[INFORMATION SHOWN]:
━━━━

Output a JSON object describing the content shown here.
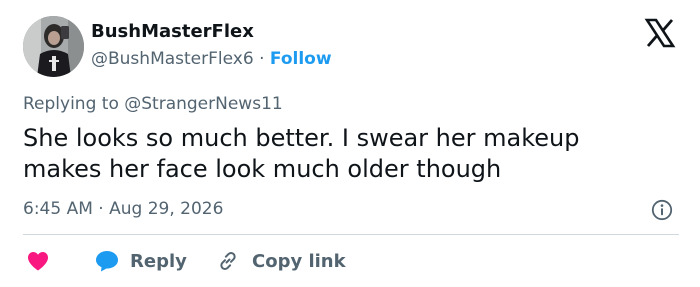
{
  "user": {
    "display_name": "BushMasterFlex",
    "handle": "@BushMasterFlex6",
    "separator": "·",
    "follow_label": "Follow"
  },
  "brand": {
    "logo": "x-logo-icon"
  },
  "reply_context": {
    "prefix": "Replying to",
    "mention": "@StrangerNews11"
  },
  "tweet": {
    "text": "She looks so much better. I swear her makeup makes her face look much older though"
  },
  "meta": {
    "time": "6:45 AM",
    "separator": "·",
    "date": "Aug 29, 2026"
  },
  "actions": {
    "like_icon": "heart-icon",
    "reply_label": "Reply",
    "copy_label": "Copy link"
  },
  "colors": {
    "accent": "#1d9bf0",
    "like": "#f91880",
    "muted_text": "#536471"
  }
}
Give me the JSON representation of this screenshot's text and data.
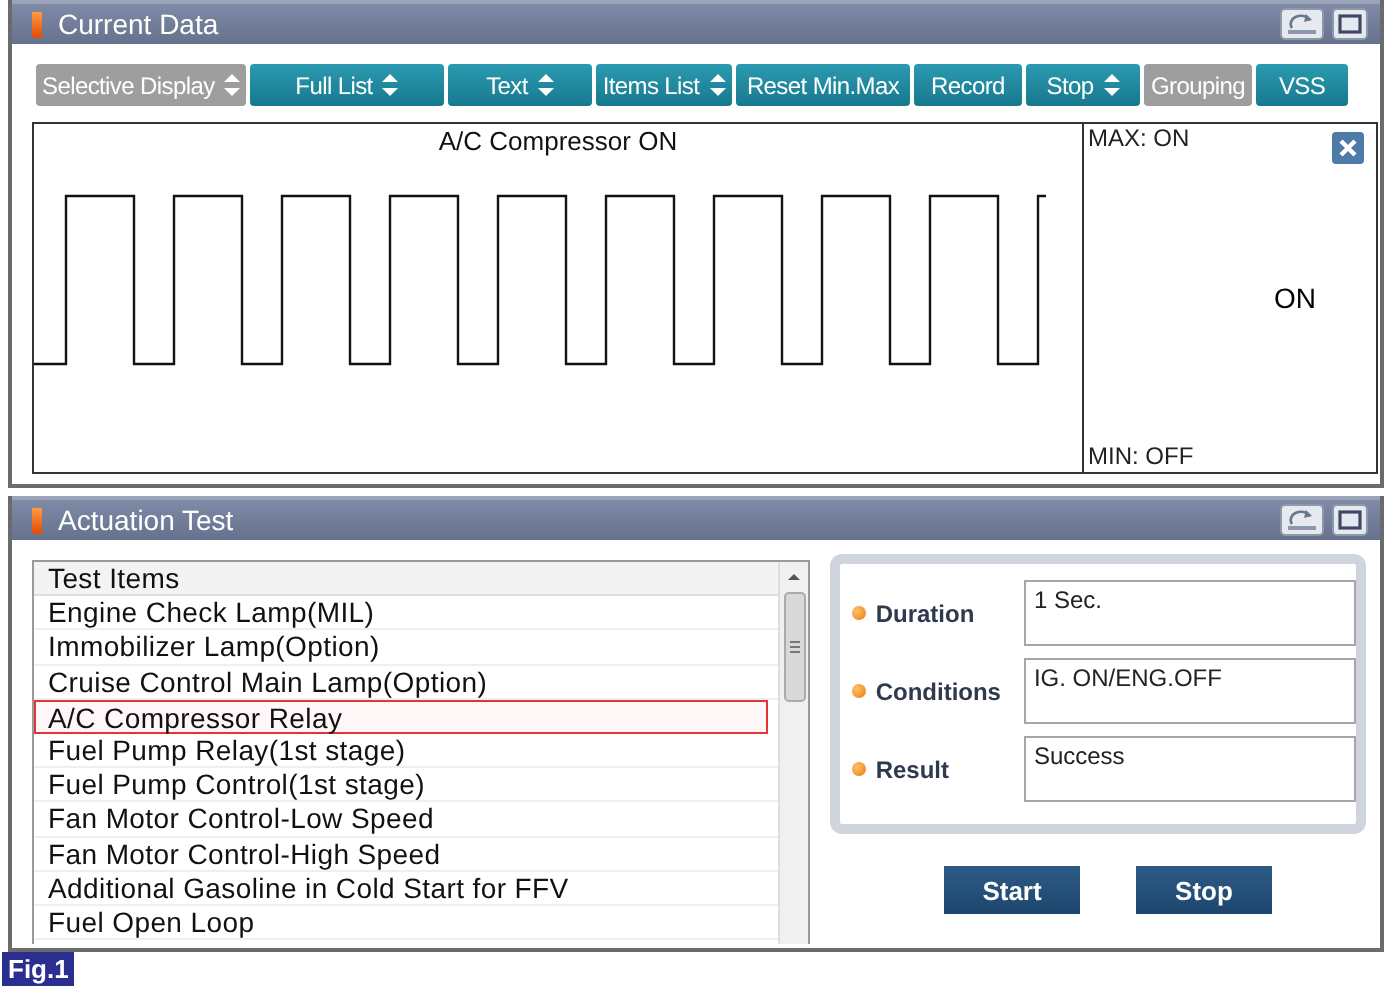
{
  "current_data": {
    "title": "Current Data",
    "toolbar": [
      {
        "label": "Selective Display",
        "kind": "dropdown",
        "disabled": true
      },
      {
        "label": "Full List",
        "kind": "dropdown",
        "disabled": false
      },
      {
        "label": "Text",
        "kind": "dropdown",
        "disabled": false
      },
      {
        "label": "Items List",
        "kind": "dropdown",
        "disabled": false
      },
      {
        "label": "Reset Min.Max",
        "kind": "plain",
        "disabled": false
      },
      {
        "label": "Record",
        "kind": "plain",
        "disabled": false
      },
      {
        "label": "Stop",
        "kind": "dropdown",
        "disabled": false
      },
      {
        "label": "Grouping",
        "kind": "plain",
        "disabled": true
      },
      {
        "label": "VSS",
        "kind": "plain",
        "disabled": false
      }
    ],
    "graph": {
      "title": "A/C Compressor ON",
      "max": "MAX: ON",
      "value": "ON",
      "min": "MIN: OFF"
    }
  },
  "actuation_test": {
    "title": "Actuation Test",
    "list_header": "Test Items",
    "items": [
      {
        "label": "Engine Check Lamp(MIL)",
        "selected": false
      },
      {
        "label": "Immobilizer Lamp(Option)",
        "selected": false
      },
      {
        "label": "Cruise Control Main Lamp(Option)",
        "selected": false
      },
      {
        "label": "A/C Compressor Relay",
        "selected": true
      },
      {
        "label": "Fuel Pump Relay(1st stage)",
        "selected": false
      },
      {
        "label": "Fuel Pump Control(1st stage)",
        "selected": false
      },
      {
        "label": "Fan Motor Control-Low Speed",
        "selected": false
      },
      {
        "label": "Fan Motor Control-High Speed",
        "selected": false
      },
      {
        "label": "Additional Gasoline in Cold Start for FFV",
        "selected": false
      },
      {
        "label": "Fuel Open Loop",
        "selected": false
      }
    ],
    "fields": [
      {
        "label": "Duration",
        "value": "1 Sec."
      },
      {
        "label": "Conditions",
        "value": "IG. ON/ENG.OFF"
      },
      {
        "label": "Result",
        "value": "Success"
      }
    ],
    "buttons": [
      "Start",
      "Stop"
    ]
  },
  "figure_label": "Fig.1"
}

━━━━

[PROBLEM DETAILS]: Select the lines that carry the string "Lamp" and copy them.

[RESULT FOR THIS EXERCISE]:
        "label": "Engine Check Lamp(MIL)",
        "label": "Immobilizer Lamp(Option)",
        "label": "Cruise Control Main Lamp(Option)",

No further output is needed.